# DIRECTIONS
Wherever the string "关节设计" appears, copy the whole line.
>> Begin
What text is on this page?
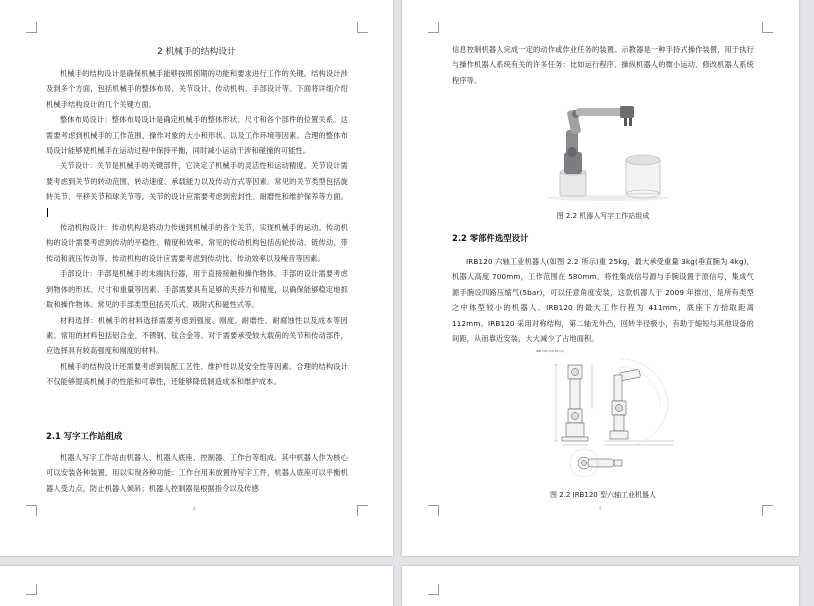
2 机械手的结构设计

机械手的结构设计是确保机械手能够按照预期的功能和要求进行工作的关键。结构设计涉及到多个方面，包括机械手的整体布局、关节设计、传动机构、手部设计等。下面将详细介绍机械手结构设计的几个关键方面。

整体布局设计：整体布局设计是确定机械手的整体形状、尺寸和各个部件的位置关系。这需要考虑到机械手的工作范围、操作对象的大小和形状、以及工作环境等因素。合理的整体布局设计能够使机械手在运动过程中保持平衡，同时减小运动干涉和碰撞的可能性。

关节设计：关节是机械手的关键部件，它决定了机械手的灵活性和运动精度。关节设计需要考虑到关节的转动范围、转动速度、承载能力以及传动方式等因素。常见的关节类型包括旋转关节、平移关节和球关节等。关节的设计应需要考虑到密封性、耐磨性和维护保养等方面。

传动机构设计：传动机构是将动力传递到机械手的各个关节，实现机械手的运动。传动机构的设计需要考虑到传动的平稳性、精度和效率。常见的传动机构包括齿轮传动、链传动、带传动和液压传动等。传动机构的设计应需要考虑到传动比、传动效率以及噪音等因素。

手部设计：手部是机械手的末端执行器，用于直接接触和操作物体。手部的设计需要考虑到物体的形状、尺寸和重量等因素。手部需要具有足够的夹持力和精度，以确保能够稳定地抓取和操作物体。常见的手部类型包括夹爪式、吸附式和磁性式等。

材料选择：机械手的材料选择需要考虑到强度、刚度、耐磨性、耐腐蚀性以及成本等因素。常用的材料包括铝合金、不锈钢、钛合金等。对于需要承受较大载荷的关节和传动部件，应选择具有较高强度和刚度的材料。

机械手的结构设计还需要考虑到装配工艺性、维护性以及安全性等因素。合理的结构设计不仅能够提高机械手的性能和可靠性，还能够降低制造成本和维护成本。

2.1 写字工作站组成

机器人写字工作站由机器人、机器人底座、控制器、工作台等组成。其中机器人作为核心可以安装各种装置，用以实现各种功能：工作台用来放置待写字工件，机器人底座可以平衡机器人受力点，防止机器人倾斜；机器人控制器是根据指令以及传感

4

信息控制机器人完成一定的动作或作业任务的装置。示教器是一种手持式操作装置，用于执行与操作机器人系统有关的许多任务：比如运行程序、操纵机器人的微小运动、修改机器人系统程序等。

图 2.2 机器人写字工作站组成
2.2 零部件选型设计

IRB120 六轴工业机器人(如图 2.2 所示)重 25kg，最大承受重量 3kg(垂直腕为 4kg)，机器人高度 700mm，工作范围在 580mm。将性集成信号源与手腕设置于原信号，集成气源手腕设四路压缩气(5bar)，可以任意角度安装，这款机器人于 2009 年推出，是所有类型之中体型较小的机器人。IRB120 的最大工作行程为 411mm，底座下方拾取距离 112mm。IRB120 采用对称结构，第二轴无外凸，回转半径极小，有助于缩短与其他设备的间距，从而靠近安装，大大减少了占地面积。

IRB 120-3/0.58 (A)
图 2.2 IRB120 型六轴工业机器人
5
>> End
# RESULT OF THIS TASK
机械手的结构设计是确保机械手能够按照预期的功能和要求进行工作的关键。结构设计涉及到多个方面，包括机械手的整体布局、关节设计、传动机构、手部设计等。下面将详细介绍机械手结构设计的几个关键方面。
关节设计：关节是机械手的关键部件，它决定了机械手的灵活性和运动精度。关节设计需要考虑到关节的转动范围、转动速度、承载能力以及传动方式等因素。常见的关节类型包括旋转关节、平移关节和球关节等。关节的设计应需要考虑到密封性、耐磨性和维护保养等方面。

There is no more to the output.